(Entries taken from a collection)
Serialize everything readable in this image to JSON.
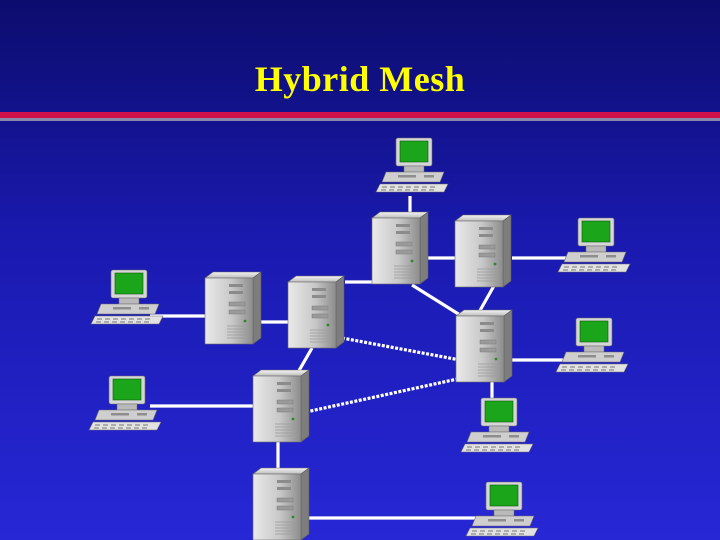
{
  "slide": {
    "title": "Hybrid Mesh",
    "colors": {
      "background": "#1a1ab0",
      "title": "#ffff00",
      "accent_rule": "#d0104a",
      "link": "#ffffff",
      "screen": "#1aa51a"
    }
  },
  "diagram": {
    "nodes": [
      {
        "id": "ws-top",
        "kind": "workstation"
      },
      {
        "id": "srv-a",
        "kind": "server"
      },
      {
        "id": "srv-b",
        "kind": "server"
      },
      {
        "id": "ws-right-1",
        "kind": "workstation"
      },
      {
        "id": "srv-c",
        "kind": "server"
      },
      {
        "id": "srv-d",
        "kind": "server"
      },
      {
        "id": "srv-e",
        "kind": "server"
      },
      {
        "id": "ws-left-1",
        "kind": "workstation"
      },
      {
        "id": "ws-right-2",
        "kind": "workstation"
      },
      {
        "id": "srv-f",
        "kind": "server"
      },
      {
        "id": "ws-left-2",
        "kind": "workstation"
      },
      {
        "id": "ws-bottom-mid",
        "kind": "workstation"
      },
      {
        "id": "srv-g",
        "kind": "server"
      },
      {
        "id": "ws-bottom-right",
        "kind": "workstation"
      }
    ],
    "links": [
      {
        "from": "ws-top",
        "to": "srv-a",
        "style": "solid"
      },
      {
        "from": "srv-a",
        "to": "srv-b",
        "style": "solid"
      },
      {
        "from": "srv-b",
        "to": "ws-right-1",
        "style": "solid"
      },
      {
        "from": "srv-a",
        "to": "srv-c",
        "style": "solid"
      },
      {
        "from": "srv-a",
        "to": "srv-e",
        "style": "solid"
      },
      {
        "from": "srv-b",
        "to": "srv-e",
        "style": "solid"
      },
      {
        "from": "srv-c",
        "to": "srv-d",
        "style": "solid"
      },
      {
        "from": "ws-left-1",
        "to": "srv-c",
        "style": "solid"
      },
      {
        "from": "srv-d",
        "to": "srv-e",
        "style": "dotted"
      },
      {
        "from": "srv-d",
        "to": "srv-f",
        "style": "solid"
      },
      {
        "from": "srv-e",
        "to": "ws-right-2",
        "style": "solid"
      },
      {
        "from": "srv-e",
        "to": "ws-bottom-mid",
        "style": "solid"
      },
      {
        "from": "srv-f",
        "to": "srv-e",
        "style": "dotted"
      },
      {
        "from": "ws-left-2",
        "to": "srv-f",
        "style": "solid"
      },
      {
        "from": "srv-f",
        "to": "srv-g",
        "style": "solid"
      },
      {
        "from": "srv-g",
        "to": "ws-bottom-right",
        "style": "solid"
      }
    ]
  }
}
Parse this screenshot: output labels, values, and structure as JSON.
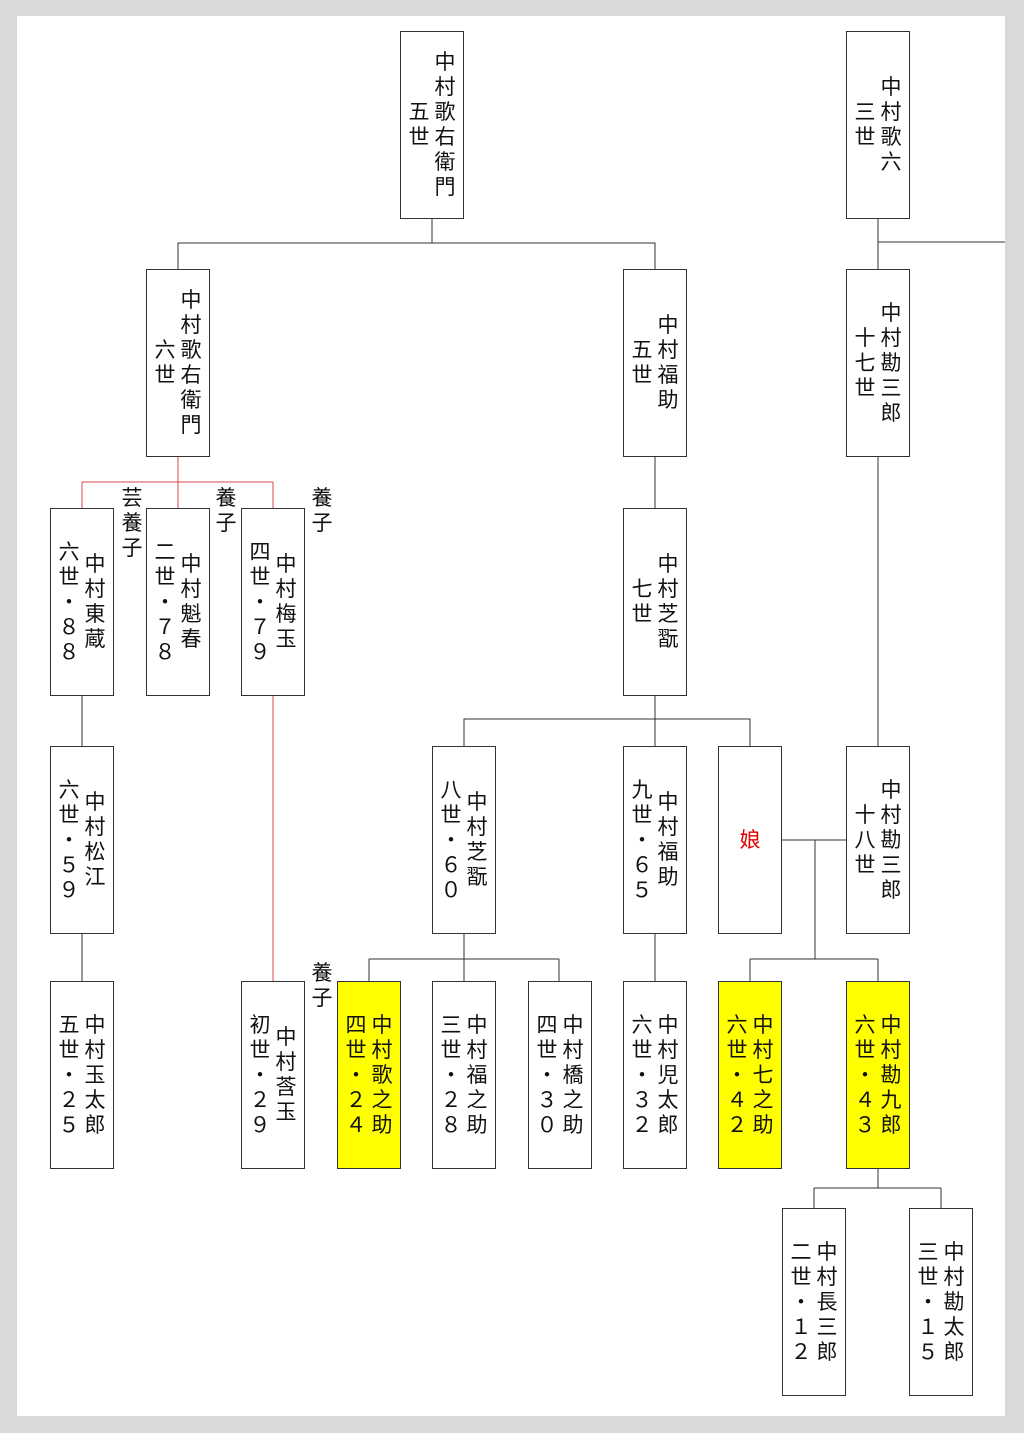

- STATED PROBLEM -
Copy the listing word for word, excluding its pictures.

- ANSWER TO THE EXERCISE -
Serialize everything readable in this image to JSON.
{
  "slide": {
    "title": "Hybrid Mesh",
    "colors": {
      "background": "#1a1ab0",
      "title": "#ffff00",
      "accent_rule": "#d0104a",
      "link": "#ffffff",
      "screen": "#1aa51a"
    }
  },
  "diagram": {
    "nodes": [
      {
        "id": "ws-top",
        "kind": "workstation"
      },
      {
        "id": "srv-a",
        "kind": "server"
      },
      {
        "id": "srv-b",
        "kind": "server"
      },
      {
        "id": "ws-right-1",
        "kind": "workstation"
      },
      {
        "id": "srv-c",
        "kind": "server"
      },
      {
        "id": "srv-d",
        "kind": "server"
      },
      {
        "id": "srv-e",
        "kind": "server"
      },
      {
        "id": "ws-left-1",
        "kind": "workstation"
      },
      {
        "id": "ws-right-2",
        "kind": "workstation"
      },
      {
        "id": "srv-f",
        "kind": "server"
      },
      {
        "id": "ws-left-2",
        "kind": "workstation"
      },
      {
        "id": "ws-bottom-mid",
        "kind": "workstation"
      },
      {
        "id": "srv-g",
        "kind": "server"
      },
      {
        "id": "ws-bottom-right",
        "kind": "workstation"
      }
    ],
    "links": [
      {
        "from": "ws-top",
        "to": "srv-a",
        "style": "solid"
      },
      {
        "from": "srv-a",
        "to": "srv-b",
        "style": "solid"
      },
      {
        "from": "srv-b",
        "to": "ws-right-1",
        "style": "solid"
      },
      {
        "from": "srv-a",
        "to": "srv-c",
        "style": "solid"
      },
      {
        "from": "srv-a",
        "to": "srv-e",
        "style": "solid"
      },
      {
        "from": "srv-b",
        "to": "srv-e",
        "style": "solid"
      },
      {
        "from": "srv-c",
        "to": "srv-d",
        "style": "solid"
      },
      {
        "from": "ws-left-1",
        "to": "srv-c",
        "style": "solid"
      },
      {
        "from": "srv-d",
        "to": "srv-e",
        "style": "dotted"
      },
      {
        "from": "srv-d",
        "to": "srv-f",
        "style": "solid"
      },
      {
        "from": "srv-e",
        "to": "ws-right-2",
        "style": "solid"
      },
      {
        "from": "srv-e",
        "to": "ws-bottom-mid",
        "style": "solid"
      },
      {
        "from": "srv-f",
        "to": "srv-e",
        "style": "dotted"
      },
      {
        "from": "ws-left-2",
        "to": "srv-f",
        "style": "solid"
      },
      {
        "from": "srv-f",
        "to": "srv-g",
        "style": "solid"
      },
      {
        "from": "srv-g",
        "to": "ws-bottom-right",
        "style": "solid"
      }
    ]
  }
}
Parse this screenshot: output labels, values, and structure as JSON.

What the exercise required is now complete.